Provided information ->
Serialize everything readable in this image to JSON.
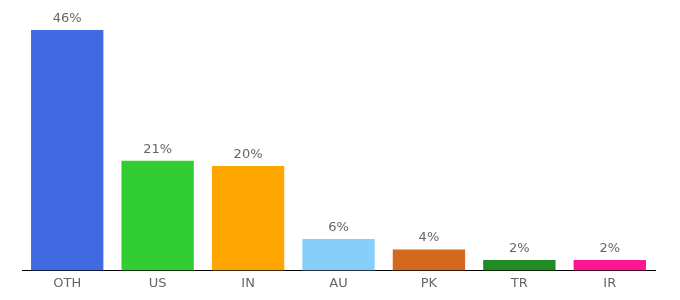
{
  "chart_data": {
    "type": "bar",
    "categories": [
      "OTH",
      "US",
      "IN",
      "AU",
      "PK",
      "TR",
      "IR"
    ],
    "values": [
      46,
      21,
      20,
      6,
      4,
      2,
      2
    ],
    "value_labels": [
      "46%",
      "21%",
      "20%",
      "6%",
      "4%",
      "2%",
      "2%"
    ],
    "colors": [
      "#4169e1",
      "#32cd32",
      "#ffa500",
      "#87cefa",
      "#d2691e",
      "#228b22",
      "#ff1493"
    ],
    "ylim": [
      0,
      46
    ],
    "grid": false,
    "data_labels": true,
    "tick_labels": "x"
  }
}
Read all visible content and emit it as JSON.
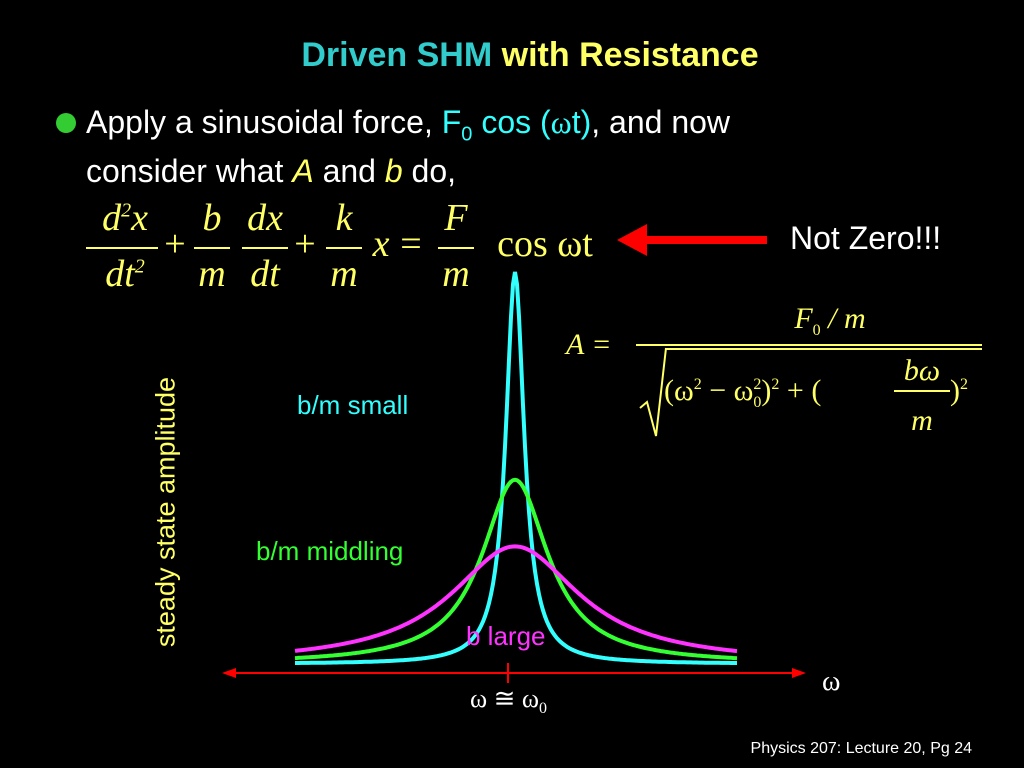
{
  "title": {
    "part1": "Driven SHM",
    "part2": "with Resistance"
  },
  "bullet": {
    "text1": "Apply a sinusoidal force,",
    "force_F": "F",
    "force_sub": "0",
    "force_rest": " cos (",
    "omega": "ω",
    "force_close": "t)",
    "text2": ", and now",
    "line2_a": "consider what ",
    "var_A": "A",
    "line2_b": " and ",
    "var_b": "b",
    "line2_c": " do,"
  },
  "equation": {
    "frac1_num": "d",
    "frac1_num_sup": "2",
    "frac1_num_x": "x",
    "frac1_den": "dt",
    "frac1_den_sup": "2",
    "plus1": "+",
    "frac2_num": "b",
    "frac2_den": "m",
    "frac3_num": "dx",
    "frac3_den": "dt",
    "plus2": "+",
    "frac4_num": "k",
    "frac4_den": "m",
    "x": "x",
    "equals": "=",
    "frac5_num": "F",
    "frac5_den": "m",
    "rhs": "cos ωt"
  },
  "annotation": {
    "not_zero": "Not Zero!!!"
  },
  "amplitude_formula": {
    "lhs": "A =",
    "num_F": "F",
    "num_sub": "0",
    "num_rest": " / m",
    "den_open": "(ω",
    "den_sq1": "2",
    "den_minus": " − ω",
    "den_sq0": "2",
    "den_sub0": "0",
    "den_close": ")",
    "den_sq2": "2",
    "den_plus": " + (",
    "den_frac_num": "bω",
    "den_frac_den": "m",
    "den_close2": ")",
    "den_sq3": "2"
  },
  "chart_data": {
    "type": "line",
    "title": "",
    "xlabel": "ω",
    "ylabel": "steady state amplitude",
    "x_marker_label": "ω ≅ ω",
    "x_marker_sub": "0",
    "series": [
      {
        "name": "b/m small",
        "color": "#33ffff",
        "peak": 1.0,
        "width": 0.05
      },
      {
        "name": "b/m middling",
        "color": "#33ff33",
        "peak": 0.47,
        "width": 0.18
      },
      {
        "name": "b large",
        "color": "#ff33ff",
        "peak": 0.3,
        "width": 0.35
      }
    ],
    "curve_labels": {
      "small": "b/m small",
      "middling": "b/m middling",
      "large": "b large"
    },
    "axis_color": "#ff0000"
  },
  "colors": {
    "title_cyan": "#33cccc",
    "title_yellow": "#ffff66",
    "bullet": "#33cc33",
    "arrow": "#ff0000"
  },
  "footer": "Physics 207: Lecture 20, Pg 24"
}
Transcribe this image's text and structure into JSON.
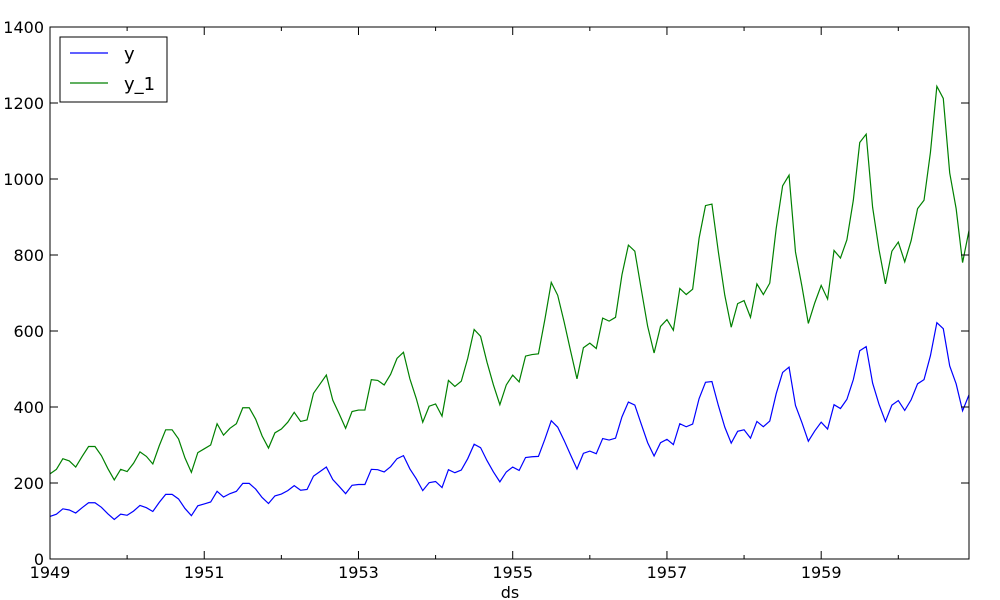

Exercise instructions -> Repeat the data exactly, without the pictures.

Output of the exercise ->
Serialize everything readable in this image to JSON.
{
  "chart_data": {
    "type": "bar",
    "categories": [
      "OTH",
      "US",
      "IN",
      "AU",
      "PK",
      "TR",
      "IR"
    ],
    "values": [
      46,
      21,
      20,
      6,
      4,
      2,
      2
    ],
    "value_labels": [
      "46%",
      "21%",
      "20%",
      "6%",
      "4%",
      "2%",
      "2%"
    ],
    "colors": [
      "#4169e1",
      "#32cd32",
      "#ffa500",
      "#87cefa",
      "#d2691e",
      "#228b22",
      "#ff1493"
    ],
    "ylim": [
      0,
      46
    ],
    "grid": false,
    "data_labels": true,
    "tick_labels": "x"
  }
}
Read all visible content and emit it as JSON.
{
  "title": {
    "part1": "Driven SHM",
    "part2": "with Resistance"
  },
  "bullet": {
    "text1": "Apply a sinusoidal force,",
    "force_F": "F",
    "force_sub": "0",
    "force_rest": " cos (",
    "omega": "ω",
    "force_close": "t)",
    "text2": ", and now",
    "line2_a": "consider what ",
    "var_A": "A",
    "line2_b": " and ",
    "var_b": "b",
    "line2_c": " do,"
  },
  "equation": {
    "frac1_num": "d",
    "frac1_num_sup": "2",
    "frac1_num_x": "x",
    "frac1_den": "dt",
    "frac1_den_sup": "2",
    "plus1": "+",
    "frac2_num": "b",
    "frac2_den": "m",
    "frac3_num": "dx",
    "frac3_den": "dt",
    "plus2": "+",
    "frac4_num": "k",
    "frac4_den": "m",
    "x": "x",
    "equals": "=",
    "frac5_num": "F",
    "frac5_den": "m",
    "rhs": "cos ωt"
  },
  "annotation": {
    "not_zero": "Not Zero!!!"
  },
  "amplitude_formula": {
    "lhs": "A =",
    "num_F": "F",
    "num_sub": "0",
    "num_rest": " / m",
    "den_open": "(ω",
    "den_sq1": "2",
    "den_minus": " − ω",
    "den_sq0": "2",
    "den_sub0": "0",
    "den_close": ")",
    "den_sq2": "2",
    "den_plus": " + (",
    "den_frac_num": "bω",
    "den_frac_den": "m",
    "den_close2": ")",
    "den_sq3": "2"
  },
  "chart_data": {
    "type": "line",
    "title": "",
    "xlabel": "ω",
    "ylabel": "steady state amplitude",
    "x_marker_label": "ω ≅ ω",
    "x_marker_sub": "0",
    "series": [
      {
        "name": "b/m small",
        "color": "#33ffff",
        "peak": 1.0,
        "width": 0.05
      },
      {
        "name": "b/m middling",
        "color": "#33ff33",
        "peak": 0.47,
        "width": 0.18
      },
      {
        "name": "b large",
        "color": "#ff33ff",
        "peak": 0.3,
        "width": 0.35
      }
    ],
    "curve_labels": {
      "small": "b/m small",
      "middling": "b/m middling",
      "large": "b large"
    },
    "axis_color": "#ff0000"
  },
  "colors": {
    "title_cyan": "#33cccc",
    "title_yellow": "#ffff66",
    "bullet": "#33cc33",
    "arrow": "#ff0000"
  },
  "footer": "Physics 207: Lecture 20, Pg 24"
}
Transcribe this image's text and structure into JSON.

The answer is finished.